* Exercise requirements: Look for the word "κτιρίου" in each line and report the count of matching lines, with nothing added.

-- start Listed records --

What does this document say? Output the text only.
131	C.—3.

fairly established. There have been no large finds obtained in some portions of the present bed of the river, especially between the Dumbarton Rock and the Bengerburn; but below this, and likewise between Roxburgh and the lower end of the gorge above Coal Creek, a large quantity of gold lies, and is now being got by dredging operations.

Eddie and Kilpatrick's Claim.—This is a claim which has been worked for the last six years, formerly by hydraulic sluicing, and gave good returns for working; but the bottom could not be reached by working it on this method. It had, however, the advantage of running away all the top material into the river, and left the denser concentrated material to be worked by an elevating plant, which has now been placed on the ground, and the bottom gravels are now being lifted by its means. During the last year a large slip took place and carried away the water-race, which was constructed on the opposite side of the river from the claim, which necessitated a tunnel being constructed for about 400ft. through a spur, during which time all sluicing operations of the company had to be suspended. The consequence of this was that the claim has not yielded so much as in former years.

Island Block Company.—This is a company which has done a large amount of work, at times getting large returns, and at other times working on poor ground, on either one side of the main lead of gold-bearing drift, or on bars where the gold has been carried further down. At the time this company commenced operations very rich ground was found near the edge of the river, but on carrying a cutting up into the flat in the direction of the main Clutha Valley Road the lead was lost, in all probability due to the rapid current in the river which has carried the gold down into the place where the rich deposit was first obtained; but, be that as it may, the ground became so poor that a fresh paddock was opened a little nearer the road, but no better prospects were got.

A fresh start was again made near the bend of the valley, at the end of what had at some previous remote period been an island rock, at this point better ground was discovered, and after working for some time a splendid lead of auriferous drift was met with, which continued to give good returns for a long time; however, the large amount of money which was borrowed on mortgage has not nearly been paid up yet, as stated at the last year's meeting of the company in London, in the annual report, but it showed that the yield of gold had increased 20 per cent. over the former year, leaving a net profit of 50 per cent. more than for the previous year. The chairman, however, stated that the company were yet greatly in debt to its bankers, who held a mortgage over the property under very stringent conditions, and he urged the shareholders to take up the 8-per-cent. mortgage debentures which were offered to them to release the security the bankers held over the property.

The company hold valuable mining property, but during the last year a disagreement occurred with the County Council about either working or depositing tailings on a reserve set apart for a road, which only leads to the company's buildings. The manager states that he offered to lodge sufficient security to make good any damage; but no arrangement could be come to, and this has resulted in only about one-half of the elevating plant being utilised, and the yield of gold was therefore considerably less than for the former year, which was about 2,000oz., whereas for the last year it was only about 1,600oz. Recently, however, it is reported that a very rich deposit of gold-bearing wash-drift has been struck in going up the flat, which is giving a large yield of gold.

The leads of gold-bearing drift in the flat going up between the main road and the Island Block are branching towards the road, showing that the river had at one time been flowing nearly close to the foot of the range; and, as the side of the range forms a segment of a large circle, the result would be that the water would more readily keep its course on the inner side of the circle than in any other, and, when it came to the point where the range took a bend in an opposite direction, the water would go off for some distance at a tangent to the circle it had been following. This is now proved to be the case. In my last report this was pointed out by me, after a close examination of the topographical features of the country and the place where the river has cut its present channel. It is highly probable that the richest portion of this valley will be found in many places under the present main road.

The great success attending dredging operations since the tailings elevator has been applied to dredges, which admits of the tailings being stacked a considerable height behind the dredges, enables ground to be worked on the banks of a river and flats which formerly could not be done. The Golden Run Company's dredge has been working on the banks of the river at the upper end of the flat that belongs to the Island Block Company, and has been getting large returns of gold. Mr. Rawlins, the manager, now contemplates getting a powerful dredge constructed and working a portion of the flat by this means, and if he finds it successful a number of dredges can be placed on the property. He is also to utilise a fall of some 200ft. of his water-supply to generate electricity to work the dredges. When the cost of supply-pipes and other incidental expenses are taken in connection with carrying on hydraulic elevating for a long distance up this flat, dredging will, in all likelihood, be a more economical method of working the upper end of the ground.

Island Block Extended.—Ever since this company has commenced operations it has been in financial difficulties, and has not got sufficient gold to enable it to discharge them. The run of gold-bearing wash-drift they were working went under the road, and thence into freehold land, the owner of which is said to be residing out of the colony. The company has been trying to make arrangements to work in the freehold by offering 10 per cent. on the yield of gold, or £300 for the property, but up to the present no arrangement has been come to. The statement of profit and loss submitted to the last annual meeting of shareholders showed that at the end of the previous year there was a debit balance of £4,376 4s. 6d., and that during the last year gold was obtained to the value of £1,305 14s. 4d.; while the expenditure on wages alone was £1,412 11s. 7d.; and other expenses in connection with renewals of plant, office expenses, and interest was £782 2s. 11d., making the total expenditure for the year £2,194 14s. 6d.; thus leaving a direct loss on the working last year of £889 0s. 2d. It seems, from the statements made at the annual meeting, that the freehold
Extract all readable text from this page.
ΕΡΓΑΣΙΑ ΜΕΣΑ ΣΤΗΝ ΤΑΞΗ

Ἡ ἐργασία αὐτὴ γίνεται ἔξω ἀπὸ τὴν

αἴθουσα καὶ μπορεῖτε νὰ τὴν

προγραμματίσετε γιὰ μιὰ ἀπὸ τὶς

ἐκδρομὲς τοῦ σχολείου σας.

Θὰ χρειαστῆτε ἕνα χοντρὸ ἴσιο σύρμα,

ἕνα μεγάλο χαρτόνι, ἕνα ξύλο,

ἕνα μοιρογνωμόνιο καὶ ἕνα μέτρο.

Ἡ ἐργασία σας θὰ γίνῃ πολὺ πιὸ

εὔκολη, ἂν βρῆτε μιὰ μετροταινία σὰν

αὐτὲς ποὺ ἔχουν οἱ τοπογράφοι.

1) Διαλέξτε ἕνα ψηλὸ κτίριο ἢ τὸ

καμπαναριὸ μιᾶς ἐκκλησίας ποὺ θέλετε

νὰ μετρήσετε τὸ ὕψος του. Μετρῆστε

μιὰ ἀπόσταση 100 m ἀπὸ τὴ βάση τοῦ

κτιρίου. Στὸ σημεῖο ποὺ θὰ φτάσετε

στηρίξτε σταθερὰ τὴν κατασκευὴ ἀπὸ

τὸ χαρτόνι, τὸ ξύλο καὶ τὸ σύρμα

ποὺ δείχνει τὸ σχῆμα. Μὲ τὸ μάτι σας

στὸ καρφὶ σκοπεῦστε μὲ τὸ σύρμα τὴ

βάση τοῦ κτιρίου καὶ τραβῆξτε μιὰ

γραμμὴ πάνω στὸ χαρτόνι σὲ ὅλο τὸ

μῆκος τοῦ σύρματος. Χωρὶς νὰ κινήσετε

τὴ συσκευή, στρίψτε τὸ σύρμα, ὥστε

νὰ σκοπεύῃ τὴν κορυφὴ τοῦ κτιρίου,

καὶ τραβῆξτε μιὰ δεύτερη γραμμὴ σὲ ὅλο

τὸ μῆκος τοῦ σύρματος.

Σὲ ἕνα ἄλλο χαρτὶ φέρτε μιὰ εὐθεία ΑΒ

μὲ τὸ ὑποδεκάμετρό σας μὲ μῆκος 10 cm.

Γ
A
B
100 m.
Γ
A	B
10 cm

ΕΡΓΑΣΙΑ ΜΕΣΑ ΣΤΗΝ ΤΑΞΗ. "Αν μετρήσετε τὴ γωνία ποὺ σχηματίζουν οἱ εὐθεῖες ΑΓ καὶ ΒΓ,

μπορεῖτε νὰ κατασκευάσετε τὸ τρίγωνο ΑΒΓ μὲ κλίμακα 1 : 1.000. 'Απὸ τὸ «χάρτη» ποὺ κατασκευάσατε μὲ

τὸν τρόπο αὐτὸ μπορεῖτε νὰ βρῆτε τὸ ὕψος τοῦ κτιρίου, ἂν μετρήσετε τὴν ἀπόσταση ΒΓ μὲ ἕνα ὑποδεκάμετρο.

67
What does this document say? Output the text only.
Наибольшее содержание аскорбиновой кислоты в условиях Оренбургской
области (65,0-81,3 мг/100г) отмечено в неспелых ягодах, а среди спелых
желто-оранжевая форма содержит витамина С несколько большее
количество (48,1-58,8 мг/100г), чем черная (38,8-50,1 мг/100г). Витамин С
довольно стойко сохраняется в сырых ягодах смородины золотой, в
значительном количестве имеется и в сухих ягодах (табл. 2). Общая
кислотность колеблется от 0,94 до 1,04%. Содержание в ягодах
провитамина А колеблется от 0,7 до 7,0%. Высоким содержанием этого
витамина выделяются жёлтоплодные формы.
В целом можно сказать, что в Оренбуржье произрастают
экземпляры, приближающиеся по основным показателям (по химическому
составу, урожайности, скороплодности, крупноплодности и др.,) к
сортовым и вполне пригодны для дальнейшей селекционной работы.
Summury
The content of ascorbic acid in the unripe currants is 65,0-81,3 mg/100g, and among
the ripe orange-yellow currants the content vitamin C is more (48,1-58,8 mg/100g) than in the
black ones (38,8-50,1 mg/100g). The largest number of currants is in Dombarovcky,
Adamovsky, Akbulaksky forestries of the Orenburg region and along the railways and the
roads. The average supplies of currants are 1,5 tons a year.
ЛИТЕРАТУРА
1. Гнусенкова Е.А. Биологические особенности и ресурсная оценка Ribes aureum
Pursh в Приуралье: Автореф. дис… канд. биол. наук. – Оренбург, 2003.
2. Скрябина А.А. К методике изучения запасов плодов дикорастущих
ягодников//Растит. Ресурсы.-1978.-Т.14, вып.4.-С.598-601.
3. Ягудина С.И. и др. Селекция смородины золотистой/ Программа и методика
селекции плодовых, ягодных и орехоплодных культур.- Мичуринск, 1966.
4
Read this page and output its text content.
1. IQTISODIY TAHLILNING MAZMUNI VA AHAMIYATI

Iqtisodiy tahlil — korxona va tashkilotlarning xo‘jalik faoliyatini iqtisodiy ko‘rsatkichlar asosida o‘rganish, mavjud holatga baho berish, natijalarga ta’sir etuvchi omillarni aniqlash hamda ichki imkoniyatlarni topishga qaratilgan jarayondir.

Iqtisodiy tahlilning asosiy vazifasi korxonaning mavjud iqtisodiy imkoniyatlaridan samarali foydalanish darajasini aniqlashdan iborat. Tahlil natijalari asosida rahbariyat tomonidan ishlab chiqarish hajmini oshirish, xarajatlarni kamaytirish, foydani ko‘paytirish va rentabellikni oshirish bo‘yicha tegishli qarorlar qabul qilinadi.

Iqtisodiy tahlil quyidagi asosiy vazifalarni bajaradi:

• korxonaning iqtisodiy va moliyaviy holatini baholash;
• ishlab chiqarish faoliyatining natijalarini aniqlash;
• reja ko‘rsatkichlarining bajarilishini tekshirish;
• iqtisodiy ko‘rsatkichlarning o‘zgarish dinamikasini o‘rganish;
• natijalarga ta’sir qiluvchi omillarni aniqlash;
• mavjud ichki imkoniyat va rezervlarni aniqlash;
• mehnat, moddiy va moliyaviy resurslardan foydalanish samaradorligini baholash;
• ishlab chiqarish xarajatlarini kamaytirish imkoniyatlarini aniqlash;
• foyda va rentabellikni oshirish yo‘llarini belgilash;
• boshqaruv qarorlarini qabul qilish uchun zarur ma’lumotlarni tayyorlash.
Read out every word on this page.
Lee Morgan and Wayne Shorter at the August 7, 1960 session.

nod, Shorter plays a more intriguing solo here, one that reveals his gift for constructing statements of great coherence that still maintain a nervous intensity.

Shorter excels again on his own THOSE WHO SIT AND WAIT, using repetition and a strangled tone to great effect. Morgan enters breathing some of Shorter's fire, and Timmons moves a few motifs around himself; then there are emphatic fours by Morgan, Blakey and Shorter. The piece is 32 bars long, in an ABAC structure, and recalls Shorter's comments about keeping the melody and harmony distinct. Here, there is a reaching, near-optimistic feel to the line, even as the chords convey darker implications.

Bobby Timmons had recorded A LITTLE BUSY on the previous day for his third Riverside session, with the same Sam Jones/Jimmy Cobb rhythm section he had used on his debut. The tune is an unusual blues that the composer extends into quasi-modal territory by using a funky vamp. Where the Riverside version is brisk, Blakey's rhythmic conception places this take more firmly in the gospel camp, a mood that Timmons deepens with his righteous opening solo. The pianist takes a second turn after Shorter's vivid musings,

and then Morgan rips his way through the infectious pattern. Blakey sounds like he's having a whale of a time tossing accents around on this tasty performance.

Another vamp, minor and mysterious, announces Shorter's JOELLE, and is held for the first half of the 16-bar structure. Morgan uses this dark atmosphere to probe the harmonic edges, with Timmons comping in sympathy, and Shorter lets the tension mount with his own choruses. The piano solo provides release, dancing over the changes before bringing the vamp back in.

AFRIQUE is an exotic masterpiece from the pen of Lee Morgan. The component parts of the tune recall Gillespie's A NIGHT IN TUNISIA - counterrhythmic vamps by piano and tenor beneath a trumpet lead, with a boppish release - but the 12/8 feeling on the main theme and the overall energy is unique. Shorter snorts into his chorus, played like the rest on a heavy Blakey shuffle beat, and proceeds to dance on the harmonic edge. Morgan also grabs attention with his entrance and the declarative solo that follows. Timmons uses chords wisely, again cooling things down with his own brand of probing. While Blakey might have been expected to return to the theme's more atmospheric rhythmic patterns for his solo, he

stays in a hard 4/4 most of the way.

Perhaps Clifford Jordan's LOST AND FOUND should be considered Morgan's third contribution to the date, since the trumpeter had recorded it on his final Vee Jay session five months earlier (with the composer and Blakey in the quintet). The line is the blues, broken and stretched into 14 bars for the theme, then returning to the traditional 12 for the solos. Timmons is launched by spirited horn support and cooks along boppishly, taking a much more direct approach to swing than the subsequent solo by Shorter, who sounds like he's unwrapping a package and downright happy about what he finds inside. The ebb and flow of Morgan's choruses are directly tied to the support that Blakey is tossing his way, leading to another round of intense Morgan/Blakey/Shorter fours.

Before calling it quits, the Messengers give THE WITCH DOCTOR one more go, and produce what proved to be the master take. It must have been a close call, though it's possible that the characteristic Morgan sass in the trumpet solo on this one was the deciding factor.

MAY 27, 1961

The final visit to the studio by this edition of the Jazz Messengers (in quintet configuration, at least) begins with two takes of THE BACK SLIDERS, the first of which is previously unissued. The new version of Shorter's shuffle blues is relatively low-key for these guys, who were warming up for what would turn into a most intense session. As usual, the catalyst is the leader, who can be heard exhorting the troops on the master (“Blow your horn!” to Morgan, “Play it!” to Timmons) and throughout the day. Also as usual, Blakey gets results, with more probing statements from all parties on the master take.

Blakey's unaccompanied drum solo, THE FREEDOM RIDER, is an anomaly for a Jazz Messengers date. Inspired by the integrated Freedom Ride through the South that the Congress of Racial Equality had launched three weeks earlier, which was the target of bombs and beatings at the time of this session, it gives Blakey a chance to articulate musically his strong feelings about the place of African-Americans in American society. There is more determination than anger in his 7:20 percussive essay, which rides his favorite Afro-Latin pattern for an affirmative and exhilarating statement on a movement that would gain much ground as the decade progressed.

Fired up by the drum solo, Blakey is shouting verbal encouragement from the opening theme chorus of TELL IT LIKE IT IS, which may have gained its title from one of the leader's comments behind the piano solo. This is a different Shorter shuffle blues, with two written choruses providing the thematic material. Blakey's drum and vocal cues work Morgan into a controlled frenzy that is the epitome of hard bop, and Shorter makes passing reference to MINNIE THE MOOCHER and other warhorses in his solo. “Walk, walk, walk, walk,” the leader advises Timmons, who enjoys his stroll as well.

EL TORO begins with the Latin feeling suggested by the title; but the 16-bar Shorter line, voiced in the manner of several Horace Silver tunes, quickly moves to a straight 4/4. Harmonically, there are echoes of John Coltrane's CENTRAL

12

-- end Listed records --

* Finished answer: 4